_TASK STATEMENT_
All of the material below is to be restated word for word, apart from the pictures.

_PROVIDED RECORDS_
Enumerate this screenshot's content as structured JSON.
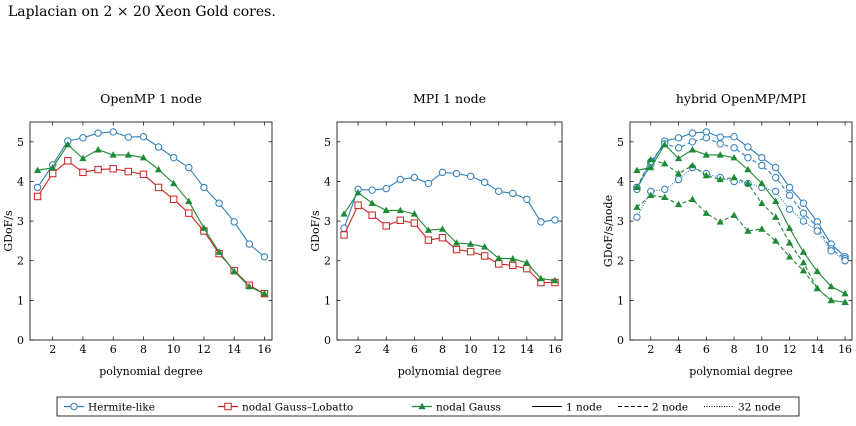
{
  "caption": "Laplacian on 2 × 20 Xeon Gold cores.",
  "colors": {
    "hermite": "#2e7fb8",
    "lobatto": "#cc2222",
    "gauss": "#1e8a35"
  },
  "legend": {
    "hermite": "Hermite-like",
    "lobatto": "nodal Gauss–Lobatto",
    "gauss": "nodal Gauss",
    "n1": "1 node",
    "n2": "2 node",
    "n32": "32 node"
  },
  "chart_data": [
    {
      "type": "line",
      "title": "OpenMP 1 node",
      "xlabel": "polynomial degree",
      "ylabel": "GDoF/s",
      "xlim": [
        0.5,
        16.5
      ],
      "ylim": [
        0,
        5.5
      ],
      "xticks": [
        2,
        4,
        6,
        8,
        10,
        12,
        14,
        16
      ],
      "yticks": [
        0,
        1,
        2,
        3,
        4,
        5
      ],
      "x": [
        1,
        2,
        3,
        4,
        5,
        6,
        7,
        8,
        9,
        10,
        11,
        12,
        13,
        14,
        15,
        16
      ],
      "series": [
        {
          "name": "Hermite-like",
          "marker": "circle",
          "color": "#2e7fb8",
          "dash": "solid",
          "values": [
            3.85,
            4.42,
            5.02,
            5.1,
            5.22,
            5.25,
            5.12,
            5.13,
            4.87,
            4.6,
            4.35,
            3.85,
            3.45,
            2.98,
            2.42,
            2.1
          ]
        },
        {
          "name": "nodal Gauss–Lobatto",
          "marker": "square",
          "color": "#cc2222",
          "dash": "solid",
          "values": [
            3.62,
            4.2,
            4.52,
            4.23,
            4.3,
            4.32,
            4.25,
            4.18,
            3.85,
            3.55,
            3.2,
            2.75,
            2.18,
            1.75,
            1.38,
            1.17
          ]
        },
        {
          "name": "nodal Gauss",
          "marker": "triangle",
          "color": "#1e8a35",
          "dash": "solid",
          "values": [
            4.28,
            4.35,
            4.93,
            4.58,
            4.8,
            4.67,
            4.67,
            4.6,
            4.3,
            3.95,
            3.5,
            2.82,
            2.22,
            1.73,
            1.35,
            1.17
          ]
        }
      ]
    },
    {
      "type": "line",
      "title": "MPI 1 node",
      "xlabel": "polynomial degree",
      "ylabel": "GDoF/s",
      "xlim": [
        0.5,
        16.5
      ],
      "ylim": [
        0,
        5.5
      ],
      "xticks": [
        2,
        4,
        6,
        8,
        10,
        12,
        14,
        16
      ],
      "yticks": [
        0,
        1,
        2,
        3,
        4,
        5
      ],
      "x": [
        1,
        2,
        3,
        4,
        5,
        6,
        7,
        8,
        9,
        10,
        11,
        12,
        13,
        14,
        15,
        16
      ],
      "series": [
        {
          "name": "Hermite-like",
          "marker": "circle",
          "color": "#2e7fb8",
          "dash": "solid",
          "values": [
            2.82,
            3.8,
            3.78,
            3.82,
            4.05,
            4.1,
            3.95,
            4.23,
            4.2,
            4.13,
            3.98,
            3.75,
            3.7,
            3.55,
            2.98,
            3.03
          ]
        },
        {
          "name": "nodal Gauss–Lobatto",
          "marker": "square",
          "color": "#cc2222",
          "dash": "solid",
          "values": [
            2.65,
            3.4,
            3.15,
            2.88,
            3.02,
            2.95,
            2.52,
            2.58,
            2.28,
            2.23,
            2.12,
            1.92,
            1.88,
            1.8,
            1.45,
            1.45
          ]
        },
        {
          "name": "nodal Gauss",
          "marker": "triangle",
          "color": "#1e8a35",
          "dash": "solid",
          "values": [
            3.18,
            3.72,
            3.45,
            3.27,
            3.27,
            3.18,
            2.77,
            2.8,
            2.45,
            2.42,
            2.35,
            2.06,
            2.05,
            1.95,
            1.55,
            1.5
          ]
        }
      ]
    },
    {
      "type": "line",
      "title": "hybrid OpenMP/MPI",
      "xlabel": "polynomial degree",
      "ylabel": "GDoF/s/node",
      "xlim": [
        0.5,
        16.5
      ],
      "ylim": [
        0,
        5.5
      ],
      "xticks": [
        2,
        4,
        6,
        8,
        10,
        12,
        14,
        16
      ],
      "yticks": [
        0,
        1,
        2,
        3,
        4,
        5
      ],
      "x": [
        1,
        2,
        3,
        4,
        5,
        6,
        7,
        8,
        9,
        10,
        11,
        12,
        13,
        14,
        15,
        16
      ],
      "series": [
        {
          "name": "Hermite-like",
          "marker": "circle",
          "color": "#2e7fb8",
          "dash": "solid",
          "values": [
            3.85,
            4.42,
            5.02,
            5.1,
            5.22,
            5.25,
            5.12,
            5.13,
            4.87,
            4.6,
            4.35,
            3.85,
            3.45,
            2.98,
            2.42,
            2.1
          ]
        },
        {
          "name": "Hermite-like",
          "marker": "circle",
          "color": "#2e7fb8",
          "dash": "dashed",
          "values": [
            3.8,
            4.5,
            4.95,
            4.85,
            5.0,
            5.1,
            4.95,
            4.85,
            4.6,
            4.4,
            4.1,
            3.65,
            3.2,
            2.85,
            2.3,
            2.05
          ]
        },
        {
          "name": "Hermite-like",
          "marker": "circle",
          "color": "#2e7fb8",
          "dash": "dotted",
          "values": [
            3.1,
            3.75,
            3.8,
            4.05,
            4.35,
            4.2,
            4.1,
            4.0,
            3.95,
            3.85,
            3.75,
            3.3,
            3.0,
            2.75,
            2.25,
            2.0
          ]
        },
        {
          "name": "nodal Gauss",
          "marker": "triangle",
          "color": "#1e8a35",
          "dash": "solid",
          "values": [
            4.28,
            4.35,
            4.93,
            4.58,
            4.8,
            4.67,
            4.67,
            4.6,
            4.3,
            3.95,
            3.5,
            2.82,
            2.22,
            1.73,
            1.35,
            1.17
          ]
        },
        {
          "name": "nodal Gauss",
          "marker": "triangle",
          "color": "#1e8a35",
          "dash": "dashed",
          "values": [
            3.85,
            4.55,
            4.45,
            4.2,
            4.4,
            4.15,
            4.05,
            4.1,
            3.95,
            3.45,
            3.1,
            2.45,
            1.95,
            1.3,
            1.0,
            0.95
          ]
        },
        {
          "name": "nodal Gauss",
          "marker": "triangle",
          "color": "#1e8a35",
          "dash": "dashed",
          "values": [
            3.35,
            3.65,
            3.6,
            3.42,
            3.55,
            3.2,
            2.98,
            3.15,
            2.75,
            2.8,
            2.5,
            2.1,
            1.75,
            1.3,
            1.0,
            0.95
          ]
        }
      ]
    }
  ]
}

_ANSWER_
Enumerate this screenshot's content as structured JSON.
{
  "caption": "Laplacian on 2 × 20 Xeon Gold cores.",
  "colors": {
    "hermite": "#2e7fb8",
    "lobatto": "#cc2222",
    "gauss": "#1e8a35"
  },
  "legend": {
    "hermite": "Hermite-like",
    "lobatto": "nodal Gauss–Lobatto",
    "gauss": "nodal Gauss",
    "n1": "1 node",
    "n2": "2 node",
    "n32": "32 node"
  },
  "chart_data": [
    {
      "type": "line",
      "title": "OpenMP 1 node",
      "xlabel": "polynomial degree",
      "ylabel": "GDoF/s",
      "xlim": [
        0.5,
        16.5
      ],
      "ylim": [
        0,
        5.5
      ],
      "xticks": [
        2,
        4,
        6,
        8,
        10,
        12,
        14,
        16
      ],
      "yticks": [
        0,
        1,
        2,
        3,
        4,
        5
      ],
      "x": [
        1,
        2,
        3,
        4,
        5,
        6,
        7,
        8,
        9,
        10,
        11,
        12,
        13,
        14,
        15,
        16
      ],
      "series": [
        {
          "name": "Hermite-like",
          "marker": "circle",
          "color": "#2e7fb8",
          "dash": "solid",
          "values": [
            3.85,
            4.42,
            5.02,
            5.1,
            5.22,
            5.25,
            5.12,
            5.13,
            4.87,
            4.6,
            4.35,
            3.85,
            3.45,
            2.98,
            2.42,
            2.1
          ]
        },
        {
          "name": "nodal Gauss–Lobatto",
          "marker": "square",
          "color": "#cc2222",
          "dash": "solid",
          "values": [
            3.62,
            4.2,
            4.52,
            4.23,
            4.3,
            4.32,
            4.25,
            4.18,
            3.85,
            3.55,
            3.2,
            2.75,
            2.18,
            1.75,
            1.38,
            1.17
          ]
        },
        {
          "name": "nodal Gauss",
          "marker": "triangle",
          "color": "#1e8a35",
          "dash": "solid",
          "values": [
            4.28,
            4.35,
            4.93,
            4.58,
            4.8,
            4.67,
            4.67,
            4.6,
            4.3,
            3.95,
            3.5,
            2.82,
            2.22,
            1.73,
            1.35,
            1.17
          ]
        }
      ]
    },
    {
      "type": "line",
      "title": "MPI 1 node",
      "xlabel": "polynomial degree",
      "ylabel": "GDoF/s",
      "xlim": [
        0.5,
        16.5
      ],
      "ylim": [
        0,
        5.5
      ],
      "xticks": [
        2,
        4,
        6,
        8,
        10,
        12,
        14,
        16
      ],
      "yticks": [
        0,
        1,
        2,
        3,
        4,
        5
      ],
      "x": [
        1,
        2,
        3,
        4,
        5,
        6,
        7,
        8,
        9,
        10,
        11,
        12,
        13,
        14,
        15,
        16
      ],
      "series": [
        {
          "name": "Hermite-like",
          "marker": "circle",
          "color": "#2e7fb8",
          "dash": "solid",
          "values": [
            2.82,
            3.8,
            3.78,
            3.82,
            4.05,
            4.1,
            3.95,
            4.23,
            4.2,
            4.13,
            3.98,
            3.75,
            3.7,
            3.55,
            2.98,
            3.03
          ]
        },
        {
          "name": "nodal Gauss–Lobatto",
          "marker": "square",
          "color": "#cc2222",
          "dash": "solid",
          "values": [
            2.65,
            3.4,
            3.15,
            2.88,
            3.02,
            2.95,
            2.52,
            2.58,
            2.28,
            2.23,
            2.12,
            1.92,
            1.88,
            1.8,
            1.45,
            1.45
          ]
        },
        {
          "name": "nodal Gauss",
          "marker": "triangle",
          "color": "#1e8a35",
          "dash": "solid",
          "values": [
            3.18,
            3.72,
            3.45,
            3.27,
            3.27,
            3.18,
            2.77,
            2.8,
            2.45,
            2.42,
            2.35,
            2.06,
            2.05,
            1.95,
            1.55,
            1.5
          ]
        }
      ]
    },
    {
      "type": "line",
      "title": "hybrid OpenMP/MPI",
      "xlabel": "polynomial degree",
      "ylabel": "GDoF/s/node",
      "xlim": [
        0.5,
        16.5
      ],
      "ylim": [
        0,
        5.5
      ],
      "xticks": [
        2,
        4,
        6,
        8,
        10,
        12,
        14,
        16
      ],
      "yticks": [
        0,
        1,
        2,
        3,
        4,
        5
      ],
      "x": [
        1,
        2,
        3,
        4,
        5,
        6,
        7,
        8,
        9,
        10,
        11,
        12,
        13,
        14,
        15,
        16
      ],
      "series": [
        {
          "name": "Hermite-like",
          "marker": "circle",
          "color": "#2e7fb8",
          "dash": "solid",
          "values": [
            3.85,
            4.42,
            5.02,
            5.1,
            5.22,
            5.25,
            5.12,
            5.13,
            4.87,
            4.6,
            4.35,
            3.85,
            3.45,
            2.98,
            2.42,
            2.1
          ]
        },
        {
          "name": "Hermite-like",
          "marker": "circle",
          "color": "#2e7fb8",
          "dash": "dashed",
          "values": [
            3.8,
            4.5,
            4.95,
            4.85,
            5.0,
            5.1,
            4.95,
            4.85,
            4.6,
            4.4,
            4.1,
            3.65,
            3.2,
            2.85,
            2.3,
            2.05
          ]
        },
        {
          "name": "Hermite-like",
          "marker": "circle",
          "color": "#2e7fb8",
          "dash": "dotted",
          "values": [
            3.1,
            3.75,
            3.8,
            4.05,
            4.35,
            4.2,
            4.1,
            4.0,
            3.95,
            3.85,
            3.75,
            3.3,
            3.0,
            2.75,
            2.25,
            2.0
          ]
        },
        {
          "name": "nodal Gauss",
          "marker": "triangle",
          "color": "#1e8a35",
          "dash": "solid",
          "values": [
            4.28,
            4.35,
            4.93,
            4.58,
            4.8,
            4.67,
            4.67,
            4.6,
            4.3,
            3.95,
            3.5,
            2.82,
            2.22,
            1.73,
            1.35,
            1.17
          ]
        },
        {
          "name": "nodal Gauss",
          "marker": "triangle",
          "color": "#1e8a35",
          "dash": "dashed",
          "values": [
            3.85,
            4.55,
            4.45,
            4.2,
            4.4,
            4.15,
            4.05,
            4.1,
            3.95,
            3.45,
            3.1,
            2.45,
            1.95,
            1.3,
            1.0,
            0.95
          ]
        },
        {
          "name": "nodal Gauss",
          "marker": "triangle",
          "color": "#1e8a35",
          "dash": "dashed",
          "values": [
            3.35,
            3.65,
            3.6,
            3.42,
            3.55,
            3.2,
            2.98,
            3.15,
            2.75,
            2.8,
            2.5,
            2.1,
            1.75,
            1.3,
            1.0,
            0.95
          ]
        }
      ]
    }
  ]
}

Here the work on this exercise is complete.